• [Exercise]: Repeat all of the entries, please, keeping each line exact.

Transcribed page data
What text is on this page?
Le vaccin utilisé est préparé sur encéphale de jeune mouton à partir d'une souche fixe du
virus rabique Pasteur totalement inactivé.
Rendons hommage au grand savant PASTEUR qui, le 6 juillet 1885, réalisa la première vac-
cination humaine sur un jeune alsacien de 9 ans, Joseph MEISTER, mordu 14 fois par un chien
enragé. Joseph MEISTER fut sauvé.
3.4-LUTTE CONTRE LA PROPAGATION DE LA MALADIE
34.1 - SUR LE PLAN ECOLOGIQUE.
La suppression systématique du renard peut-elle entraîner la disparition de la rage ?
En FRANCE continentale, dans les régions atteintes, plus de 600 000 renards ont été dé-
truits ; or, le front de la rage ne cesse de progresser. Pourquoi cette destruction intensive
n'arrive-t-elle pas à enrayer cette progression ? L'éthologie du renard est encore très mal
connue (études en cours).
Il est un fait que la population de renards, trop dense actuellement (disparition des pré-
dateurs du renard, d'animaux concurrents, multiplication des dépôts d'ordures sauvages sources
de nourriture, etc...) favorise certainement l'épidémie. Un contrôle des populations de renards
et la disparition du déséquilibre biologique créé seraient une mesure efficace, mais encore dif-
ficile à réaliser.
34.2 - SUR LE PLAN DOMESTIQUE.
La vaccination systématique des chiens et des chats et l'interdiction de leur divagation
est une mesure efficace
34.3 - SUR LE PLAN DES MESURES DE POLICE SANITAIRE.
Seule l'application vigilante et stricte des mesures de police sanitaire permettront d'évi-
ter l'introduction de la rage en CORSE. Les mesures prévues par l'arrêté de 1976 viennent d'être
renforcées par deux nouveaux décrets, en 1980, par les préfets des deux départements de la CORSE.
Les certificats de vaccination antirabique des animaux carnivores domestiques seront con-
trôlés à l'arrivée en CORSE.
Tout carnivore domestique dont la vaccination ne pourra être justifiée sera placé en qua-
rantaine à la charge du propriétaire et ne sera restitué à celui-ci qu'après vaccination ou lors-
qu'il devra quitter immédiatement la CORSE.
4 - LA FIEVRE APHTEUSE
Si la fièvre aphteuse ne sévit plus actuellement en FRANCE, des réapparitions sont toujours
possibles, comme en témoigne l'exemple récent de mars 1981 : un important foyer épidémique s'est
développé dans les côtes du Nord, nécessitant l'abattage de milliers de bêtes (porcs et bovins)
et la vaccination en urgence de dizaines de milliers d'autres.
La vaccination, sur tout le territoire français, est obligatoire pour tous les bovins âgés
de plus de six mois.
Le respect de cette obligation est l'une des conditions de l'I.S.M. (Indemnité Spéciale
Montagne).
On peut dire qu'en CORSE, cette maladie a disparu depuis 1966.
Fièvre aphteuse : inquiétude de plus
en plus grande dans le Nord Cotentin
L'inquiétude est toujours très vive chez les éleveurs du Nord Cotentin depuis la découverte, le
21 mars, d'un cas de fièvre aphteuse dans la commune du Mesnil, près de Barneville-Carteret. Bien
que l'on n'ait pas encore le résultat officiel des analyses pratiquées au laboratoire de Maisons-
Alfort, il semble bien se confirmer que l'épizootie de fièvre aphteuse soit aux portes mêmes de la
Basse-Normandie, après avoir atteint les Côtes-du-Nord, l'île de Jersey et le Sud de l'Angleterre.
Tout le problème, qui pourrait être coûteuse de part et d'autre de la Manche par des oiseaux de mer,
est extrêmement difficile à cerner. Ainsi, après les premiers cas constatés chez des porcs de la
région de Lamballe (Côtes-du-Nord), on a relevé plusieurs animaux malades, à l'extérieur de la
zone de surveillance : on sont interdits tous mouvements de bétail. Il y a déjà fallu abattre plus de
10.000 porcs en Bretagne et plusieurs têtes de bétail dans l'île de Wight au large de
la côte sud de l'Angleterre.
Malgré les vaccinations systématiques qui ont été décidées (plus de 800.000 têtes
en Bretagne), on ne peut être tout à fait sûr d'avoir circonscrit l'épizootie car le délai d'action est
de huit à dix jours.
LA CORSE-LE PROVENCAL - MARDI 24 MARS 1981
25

• [Final answer]:
What text is on this page?
Le vaccin utilisé est préparé sur encéphale de jeune mouton à partir d'une souche fixe du
virus rabique Pasteur totalement inactivé.
Rendons hommage au grand savant PASTEUR qui, le 6 juillet 1885, réalisa la première vac-
cination humaine sur un jeune alsacien de 9 ans, Joseph MEISTER, mordu 14 fois par un chien
enragé. Joseph MEISTER fut sauvé.
3.4-LUTTE CONTRE LA PROPAGATION DE LA MALADIE
34.1 - SUR LE PLAN ECOLOGIQUE.
La suppression systématique du renard peut-elle entraîner la disparition de la rage ?
En FRANCE continentale, dans les régions atteintes, plus de 600 000 renards ont été dé-
truits ; or, le front de la rage ne cesse de progresser. Pourquoi cette destruction intensive
n'arrive-t-elle pas à enrayer cette progression ? L'éthologie du renard est encore très mal
connue (études en cours).
Il est un fait que la population de renards, trop dense actuellement (disparition des pré-
dateurs du renard, d'animaux concurrents, multiplication des dépôts d'ordures sauvages sources
de nourriture, etc...) favorise certainement l'épidémie. Un contrôle des populations de renards
et la disparition du déséquilibre biologique créé seraient une mesure efficace, mais encore dif-
ficile à réaliser.
34.2 - SUR LE PLAN DOMESTIQUE.
La vaccination systématique des chiens et des chats et l'interdiction de leur divagation
est une mesure efficace
34.3 - SUR LE PLAN DES MESURES DE POLICE SANITAIRE.
Seule l'application vigilante et stricte des mesures de police sanitaire permettront d'évi-
ter l'introduction de la rage en CORSE. Les mesures prévues par l'arrêté de 1976 viennent d'être
renforcées par deux nouveaux décrets, en 1980, par les préfets des deux départements de la CORSE.
Les certificats de vaccination antirabique des animaux carnivores domestiques seront con-
trôlés à l'arrivée en CORSE.
Tout carnivore domestique dont la vaccination ne pourra être justifiée sera placé en qua-
rantaine à la charge du propriétaire et ne sera restitué à celui-ci qu'après vaccination ou lors-
qu'il devra quitter immédiatement la CORSE.
4 - LA FIEVRE APHTEUSE
Si la fièvre aphteuse ne sévit plus actuellement en FRANCE, des réapparitions sont toujours
possibles, comme en témoigne l'exemple récent de mars 1981 : un important foyer épidémique s'est
développé dans les côtes du Nord, nécessitant l'abattage de milliers de bêtes (porcs et bovins)
et la vaccination en urgence de dizaines de milliers d'autres.
La vaccination, sur tout le territoire français, est obligatoire pour tous les bovins âgés
de plus de six mois.
Le respect de cette obligation est l'une des conditions de l'I.S.M. (Indemnité Spéciale
Montagne).
On peut dire qu'en CORSE, cette maladie a disparu depuis 1966.
Fièvre aphteuse : inquiétude de plus
en plus grande dans le Nord Cotentin
L'inquiétude est toujours très vive chez les éleveurs du Nord Cotentin depuis la découverte, le
21 mars, d'un cas de fièvre aphteuse dans la commune du Mesnil, près de Barneville-Carteret. Bien
que l'on n'ait pas encore le résultat officiel des analyses pratiquées au laboratoire de Maisons-
Alfort, il semble bien se confirmer que l'épizootie de fièvre aphteuse soit aux portes mêmes de la
Basse-Normandie, après avoir atteint les Côtes-du-Nord, l'île de Jersey et le Sud de l'Angleterre.
Tout le problème, qui pourrait être coûteuse de part et d'autre de la Manche par des oiseaux de mer,
est extrêmement difficile à cerner. Ainsi, après les premiers cas constatés chez des porcs de la
région de Lamballe (Côtes-du-Nord), on a relevé plusieurs animaux malades, à l'extérieur de la
zone de surveillance : on sont interdits tous mouvements de bétail. Il y a déjà fallu abattre plus de
10.000 porcs en Bretagne et plusieurs têtes de bétail dans l'île de Wight au large de
la côte sud de l'Angleterre.
Malgré les vaccinations systématiques qui ont été décidées (plus de 800.000 têtes
en Bretagne), on ne peut être tout à fait sûr d'avoir circonscrit l'épizootie car le délai d'action est
de huit à dix jours.
LA CORSE-LE PROVENCAL - MARDI 24 MARS 1981
25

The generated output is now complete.